◆ **Required work**: Return the complete listing that follows, with each line reproduced exactly.
━━ Available records
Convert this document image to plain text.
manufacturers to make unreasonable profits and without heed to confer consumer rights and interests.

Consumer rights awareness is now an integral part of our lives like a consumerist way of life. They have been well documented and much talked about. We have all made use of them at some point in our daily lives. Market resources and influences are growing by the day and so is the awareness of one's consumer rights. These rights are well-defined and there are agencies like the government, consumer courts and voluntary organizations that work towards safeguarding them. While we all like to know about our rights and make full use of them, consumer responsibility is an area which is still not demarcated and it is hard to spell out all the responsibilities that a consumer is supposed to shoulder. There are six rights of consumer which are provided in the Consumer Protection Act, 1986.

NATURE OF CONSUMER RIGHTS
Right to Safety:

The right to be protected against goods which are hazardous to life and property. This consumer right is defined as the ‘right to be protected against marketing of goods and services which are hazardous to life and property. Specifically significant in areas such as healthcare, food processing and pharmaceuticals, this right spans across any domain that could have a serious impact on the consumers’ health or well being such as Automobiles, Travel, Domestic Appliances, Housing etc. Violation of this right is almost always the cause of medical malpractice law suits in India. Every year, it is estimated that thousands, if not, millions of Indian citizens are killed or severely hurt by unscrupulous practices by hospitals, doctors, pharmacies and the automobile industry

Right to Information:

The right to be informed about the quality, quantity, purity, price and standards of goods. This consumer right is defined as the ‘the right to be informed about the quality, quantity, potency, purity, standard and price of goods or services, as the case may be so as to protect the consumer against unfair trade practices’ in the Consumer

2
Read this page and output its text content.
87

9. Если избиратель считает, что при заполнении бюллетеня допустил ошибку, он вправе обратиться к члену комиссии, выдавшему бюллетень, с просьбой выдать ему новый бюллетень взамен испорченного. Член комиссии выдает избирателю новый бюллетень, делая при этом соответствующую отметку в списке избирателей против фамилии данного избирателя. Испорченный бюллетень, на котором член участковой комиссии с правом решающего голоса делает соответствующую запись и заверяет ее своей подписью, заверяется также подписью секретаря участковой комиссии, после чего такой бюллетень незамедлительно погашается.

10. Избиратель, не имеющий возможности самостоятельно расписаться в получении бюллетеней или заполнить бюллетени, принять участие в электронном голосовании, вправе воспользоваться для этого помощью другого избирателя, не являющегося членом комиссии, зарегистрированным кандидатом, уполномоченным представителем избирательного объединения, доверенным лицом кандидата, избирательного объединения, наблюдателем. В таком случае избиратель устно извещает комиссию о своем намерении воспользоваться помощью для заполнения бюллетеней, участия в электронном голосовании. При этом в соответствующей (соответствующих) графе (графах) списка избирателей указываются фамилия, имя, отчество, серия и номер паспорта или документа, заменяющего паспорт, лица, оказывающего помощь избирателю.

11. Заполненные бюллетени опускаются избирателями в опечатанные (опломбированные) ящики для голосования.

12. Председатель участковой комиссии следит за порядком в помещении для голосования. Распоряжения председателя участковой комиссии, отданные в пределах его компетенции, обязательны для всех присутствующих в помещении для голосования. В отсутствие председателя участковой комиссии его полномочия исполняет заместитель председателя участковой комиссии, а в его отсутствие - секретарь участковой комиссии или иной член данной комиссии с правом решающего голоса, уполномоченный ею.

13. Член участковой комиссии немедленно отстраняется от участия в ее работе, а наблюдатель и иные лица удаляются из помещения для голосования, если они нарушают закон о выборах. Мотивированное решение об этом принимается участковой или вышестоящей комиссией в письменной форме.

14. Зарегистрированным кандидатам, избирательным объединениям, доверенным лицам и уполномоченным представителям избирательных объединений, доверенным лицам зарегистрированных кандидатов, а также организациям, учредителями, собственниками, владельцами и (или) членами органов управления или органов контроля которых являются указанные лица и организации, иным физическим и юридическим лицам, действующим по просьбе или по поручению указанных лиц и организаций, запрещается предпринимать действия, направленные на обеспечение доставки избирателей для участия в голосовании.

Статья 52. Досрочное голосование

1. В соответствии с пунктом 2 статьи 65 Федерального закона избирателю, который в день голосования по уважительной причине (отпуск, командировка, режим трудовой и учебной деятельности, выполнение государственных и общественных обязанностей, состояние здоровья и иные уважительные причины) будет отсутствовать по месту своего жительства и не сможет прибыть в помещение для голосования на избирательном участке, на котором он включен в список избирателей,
━━━━
◆ **Answer in full**:
Convert this document image to plain text.
manufacturers to make unreasonable profits and without heed to confer consumer rights and interests.

Consumer rights awareness is now an integral part of our lives like a consumerist way of life. They have been well documented and much talked about. We have all made use of them at some point in our daily lives. Market resources and influences are growing by the day and so is the awareness of one's consumer rights. These rights are well-defined and there are agencies like the government, consumer courts and voluntary organizations that work towards safeguarding them. While we all like to know about our rights and make full use of them, consumer responsibility is an area which is still not demarcated and it is hard to spell out all the responsibilities that a consumer is supposed to shoulder. There are six rights of consumer which are provided in the Consumer Protection Act, 1986.

NATURE OF CONSUMER RIGHTS
Right to Safety:

The right to be protected against goods which are hazardous to life and property. This consumer right is defined as the ‘right to be protected against marketing of goods and services which are hazardous to life and property. Specifically significant in areas such as healthcare, food processing and pharmaceuticals, this right spans across any domain that could have a serious impact on the consumers’ health or well being such as Automobiles, Travel, Domestic Appliances, Housing etc. Violation of this right is almost always the cause of medical malpractice law suits in India. Every year, it is estimated that thousands, if not, millions of Indian citizens are killed or severely hurt by unscrupulous practices by hospitals, doctors, pharmacies and the automobile industry

Right to Information:

The right to be informed about the quality, quantity, purity, price and standards of goods. This consumer right is defined as the ‘the right to be informed about the quality, quantity, potency, purity, standard and price of goods or services, as the case may be so as to protect the consumer against unfair trade practices’ in the Consumer

2
Read this page and output its text content.
87

9. Если избиратель считает, что при заполнении бюллетеня допустил ошибку, он вправе обратиться к члену комиссии, выдавшему бюллетень, с просьбой выдать ему новый бюллетень взамен испорченного. Член комиссии выдает избирателю новый бюллетень, делая при этом соответствующую отметку в списке избирателей против фамилии данного избирателя. Испорченный бюллетень, на котором член участковой комиссии с правом решающего голоса делает соответствующую запись и заверяет ее своей подписью, заверяется также подписью секретаря участковой комиссии, после чего такой бюллетень незамедлительно погашается.

10. Избиратель, не имеющий возможности самостоятельно расписаться в получении бюллетеней или заполнить бюллетени, принять участие в электронном голосовании, вправе воспользоваться для этого помощью другого избирателя, не являющегося членом комиссии, зарегистрированным кандидатом, уполномоченным представителем избирательного объединения, доверенным лицом кандидата, избирательного объединения, наблюдателем. В таком случае избиратель устно извещает комиссию о своем намерении воспользоваться помощью для заполнения бюллетеней, участия в электронном голосовании. При этом в соответствующей (соответствующих) графе (графах) списка избирателей указываются фамилия, имя, отчество, серия и номер паспорта или документа, заменяющего паспорт, лица, оказывающего помощь избирателю.

11. Заполненные бюллетени опускаются избирателями в опечатанные (опломбированные) ящики для голосования.

12. Председатель участковой комиссии следит за порядком в помещении для голосования. Распоряжения председателя участковой комиссии, отданные в пределах его компетенции, обязательны для всех присутствующих в помещении для голосования. В отсутствие председателя участковой комиссии его полномочия исполняет заместитель председателя участковой комиссии, а в его отсутствие - секретарь участковой комиссии или иной член данной комиссии с правом решающего голоса, уполномоченный ею.

13. Член участковой комиссии немедленно отстраняется от участия в ее работе, а наблюдатель и иные лица удаляются из помещения для голосования, если они нарушают закон о выборах. Мотивированное решение об этом принимается участковой или вышестоящей комиссией в письменной форме.

14. Зарегистрированным кандидатам, избирательным объединениям, доверенным лицам и уполномоченным представителям избирательных объединений, доверенным лицам зарегистрированных кандидатов, а также организациям, учредителями, собственниками, владельцами и (или) членами органов управления или органов контроля которых являются указанные лица и организации, иным физическим и юридическим лицам, действующим по просьбе или по поручению указанных лиц и организаций, запрещается предпринимать действия, направленные на обеспечение доставки избирателей для участия в голосовании.

Статья 52. Досрочное голосование

1. В соответствии с пунктом 2 статьи 65 Федерального закона избирателю, который в день голосования по уважительной причине (отпуск, командировка, режим трудовой и учебной деятельности, выполнение государственных и общественных обязанностей, состояние здоровья и иные уважительные причины) будет отсутствовать по месту своего жительства и не сможет прибыть в помещение для голосования на избирательном участке, на котором он включен в список избирателей,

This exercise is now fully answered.